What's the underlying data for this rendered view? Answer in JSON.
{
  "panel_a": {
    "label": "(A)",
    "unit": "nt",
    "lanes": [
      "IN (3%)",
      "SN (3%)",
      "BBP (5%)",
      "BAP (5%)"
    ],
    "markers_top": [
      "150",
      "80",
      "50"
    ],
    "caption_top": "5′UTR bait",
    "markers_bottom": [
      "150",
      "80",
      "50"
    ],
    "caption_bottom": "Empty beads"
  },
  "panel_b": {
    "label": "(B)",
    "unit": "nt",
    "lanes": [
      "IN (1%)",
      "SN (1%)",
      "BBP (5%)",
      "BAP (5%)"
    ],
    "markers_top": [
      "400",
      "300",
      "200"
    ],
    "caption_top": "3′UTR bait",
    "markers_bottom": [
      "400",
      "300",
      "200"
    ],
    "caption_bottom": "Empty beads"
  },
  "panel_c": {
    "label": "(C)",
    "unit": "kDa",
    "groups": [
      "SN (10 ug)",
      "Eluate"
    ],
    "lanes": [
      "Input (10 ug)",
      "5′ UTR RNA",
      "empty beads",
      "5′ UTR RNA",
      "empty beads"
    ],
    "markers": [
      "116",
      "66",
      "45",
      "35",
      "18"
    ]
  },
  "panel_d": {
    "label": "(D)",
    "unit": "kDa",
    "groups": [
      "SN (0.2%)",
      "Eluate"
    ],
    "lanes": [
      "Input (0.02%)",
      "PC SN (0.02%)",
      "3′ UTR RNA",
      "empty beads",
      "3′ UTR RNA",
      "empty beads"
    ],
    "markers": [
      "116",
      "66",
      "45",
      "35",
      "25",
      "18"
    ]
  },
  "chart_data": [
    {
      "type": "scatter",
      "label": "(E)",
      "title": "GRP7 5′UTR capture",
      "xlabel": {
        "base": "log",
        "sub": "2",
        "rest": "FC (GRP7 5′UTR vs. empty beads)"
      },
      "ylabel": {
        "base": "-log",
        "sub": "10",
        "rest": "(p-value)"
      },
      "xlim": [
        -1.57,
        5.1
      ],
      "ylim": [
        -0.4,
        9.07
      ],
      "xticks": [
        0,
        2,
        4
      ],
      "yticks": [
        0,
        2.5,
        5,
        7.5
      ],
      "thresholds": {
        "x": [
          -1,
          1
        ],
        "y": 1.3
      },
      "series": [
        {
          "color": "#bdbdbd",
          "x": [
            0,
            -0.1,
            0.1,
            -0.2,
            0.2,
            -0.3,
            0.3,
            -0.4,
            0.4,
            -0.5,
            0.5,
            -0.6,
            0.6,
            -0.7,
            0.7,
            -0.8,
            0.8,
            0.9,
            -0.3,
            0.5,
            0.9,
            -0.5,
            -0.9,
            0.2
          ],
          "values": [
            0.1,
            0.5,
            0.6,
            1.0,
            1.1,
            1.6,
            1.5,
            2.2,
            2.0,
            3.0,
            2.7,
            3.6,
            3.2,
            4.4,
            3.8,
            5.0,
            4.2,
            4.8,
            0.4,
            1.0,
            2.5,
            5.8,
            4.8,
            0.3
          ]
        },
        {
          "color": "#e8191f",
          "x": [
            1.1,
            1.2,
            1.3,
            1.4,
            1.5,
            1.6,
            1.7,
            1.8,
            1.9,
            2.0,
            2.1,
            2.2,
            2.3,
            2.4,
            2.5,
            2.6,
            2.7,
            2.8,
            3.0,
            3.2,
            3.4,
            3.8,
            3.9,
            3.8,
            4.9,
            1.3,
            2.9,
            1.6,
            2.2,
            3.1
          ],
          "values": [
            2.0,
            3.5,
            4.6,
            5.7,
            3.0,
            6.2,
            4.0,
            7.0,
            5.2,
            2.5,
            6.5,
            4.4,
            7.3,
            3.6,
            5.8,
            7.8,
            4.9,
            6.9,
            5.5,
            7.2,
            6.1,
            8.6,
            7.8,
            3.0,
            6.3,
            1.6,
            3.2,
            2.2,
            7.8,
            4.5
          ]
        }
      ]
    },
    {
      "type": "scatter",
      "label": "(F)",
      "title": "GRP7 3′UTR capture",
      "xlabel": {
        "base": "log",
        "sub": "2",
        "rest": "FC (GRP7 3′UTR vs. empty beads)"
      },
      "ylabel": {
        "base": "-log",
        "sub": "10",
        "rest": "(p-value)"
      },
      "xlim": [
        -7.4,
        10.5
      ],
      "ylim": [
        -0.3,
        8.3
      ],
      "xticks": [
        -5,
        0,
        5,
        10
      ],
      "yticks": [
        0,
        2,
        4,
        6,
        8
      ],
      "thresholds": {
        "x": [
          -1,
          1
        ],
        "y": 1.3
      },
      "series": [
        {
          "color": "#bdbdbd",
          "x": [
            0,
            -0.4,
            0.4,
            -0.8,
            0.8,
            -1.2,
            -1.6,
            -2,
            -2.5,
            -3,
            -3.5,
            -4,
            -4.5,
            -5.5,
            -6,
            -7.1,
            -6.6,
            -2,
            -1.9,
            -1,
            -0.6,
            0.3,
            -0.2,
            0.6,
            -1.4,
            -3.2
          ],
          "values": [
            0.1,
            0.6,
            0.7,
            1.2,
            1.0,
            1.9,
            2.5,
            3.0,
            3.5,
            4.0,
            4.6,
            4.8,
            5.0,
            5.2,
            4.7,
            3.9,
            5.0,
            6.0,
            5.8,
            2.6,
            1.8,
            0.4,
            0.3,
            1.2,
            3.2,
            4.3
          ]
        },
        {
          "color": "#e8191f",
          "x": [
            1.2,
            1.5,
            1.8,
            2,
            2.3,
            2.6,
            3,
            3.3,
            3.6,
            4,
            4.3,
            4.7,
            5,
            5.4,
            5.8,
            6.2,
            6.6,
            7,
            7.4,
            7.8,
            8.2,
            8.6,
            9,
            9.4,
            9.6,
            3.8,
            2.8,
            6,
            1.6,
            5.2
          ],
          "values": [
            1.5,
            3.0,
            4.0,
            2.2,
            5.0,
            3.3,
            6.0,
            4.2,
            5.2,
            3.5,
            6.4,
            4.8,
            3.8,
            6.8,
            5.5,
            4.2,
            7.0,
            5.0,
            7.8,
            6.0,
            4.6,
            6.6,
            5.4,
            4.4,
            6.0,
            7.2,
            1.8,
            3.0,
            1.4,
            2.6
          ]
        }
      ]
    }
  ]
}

§ §

Exercise details ::
Look over the listing. Pull out every line with the string "capture" in it.

Response for this exercise ::
      "title": "GRP7 5′UTR capture",
      "title": "GRP7 3′UTR capture",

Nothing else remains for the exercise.